What you need to do: Output as a numbered list the stretch of lines from the one containing "give bounding boxes" through the one containing "yes-button[interactable]: Sì [414,212,540,244]", leaving out blank lines and pictures.

Supplied entries:
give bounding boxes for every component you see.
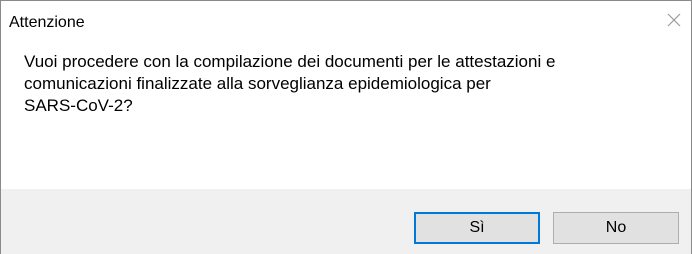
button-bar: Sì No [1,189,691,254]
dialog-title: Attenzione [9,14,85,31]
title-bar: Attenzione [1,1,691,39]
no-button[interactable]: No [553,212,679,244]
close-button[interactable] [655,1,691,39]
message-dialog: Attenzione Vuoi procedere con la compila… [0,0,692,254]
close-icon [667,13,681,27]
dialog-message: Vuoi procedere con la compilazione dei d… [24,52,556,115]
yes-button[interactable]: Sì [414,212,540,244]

--

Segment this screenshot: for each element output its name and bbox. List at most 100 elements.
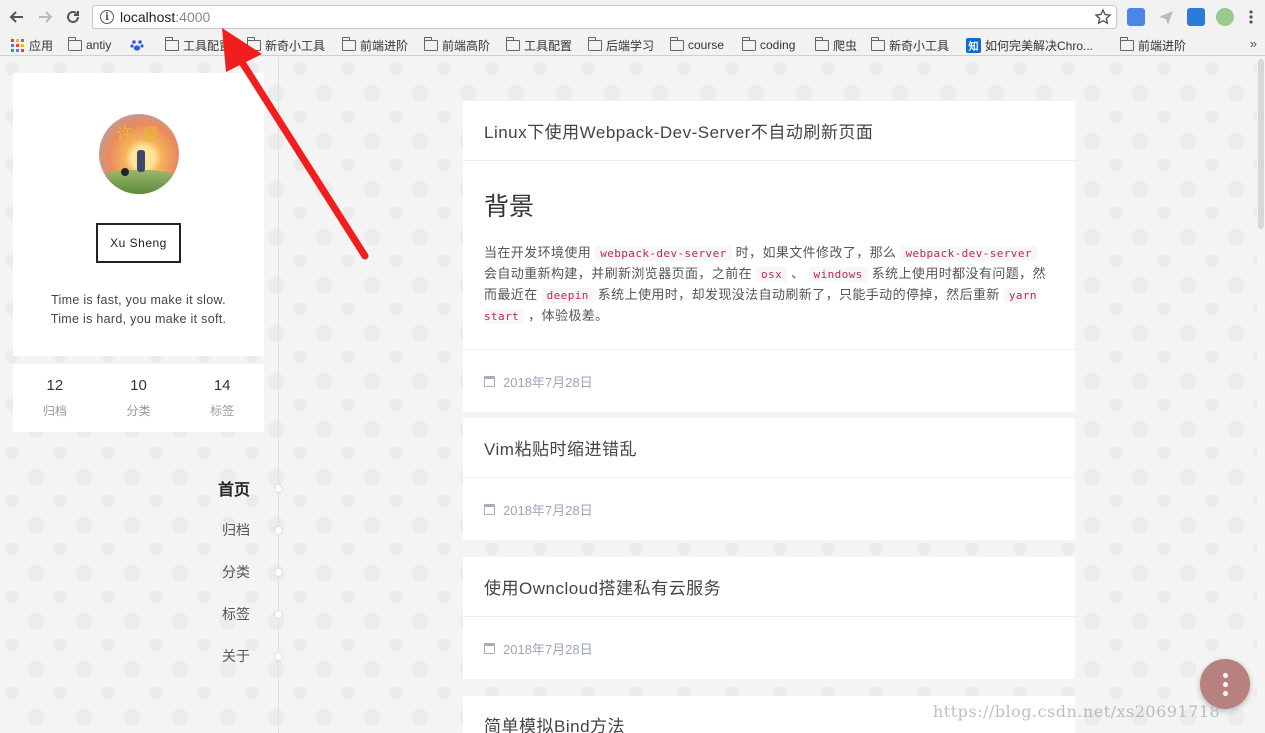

The reply:
1. give bounding boxes for every component you see.
2. button-bar: Sì No [1,189,691,254]
3. dialog-title: Attenzione [9,14,85,31]
4. title-bar: Attenzione [1,1,691,39]
5. no-button[interactable]: No [553,212,679,244]
6. close-button[interactable] [655,1,691,39]
7. message-dialog: Attenzione Vuoi procedere con la compila… [0,0,692,254]
8. close-icon [667,13,681,27]
9. dialog-message: Vuoi procedere con la compilazione dei d… [24,52,556,115]
10. yes-button[interactable]: Sì [414,212,540,244]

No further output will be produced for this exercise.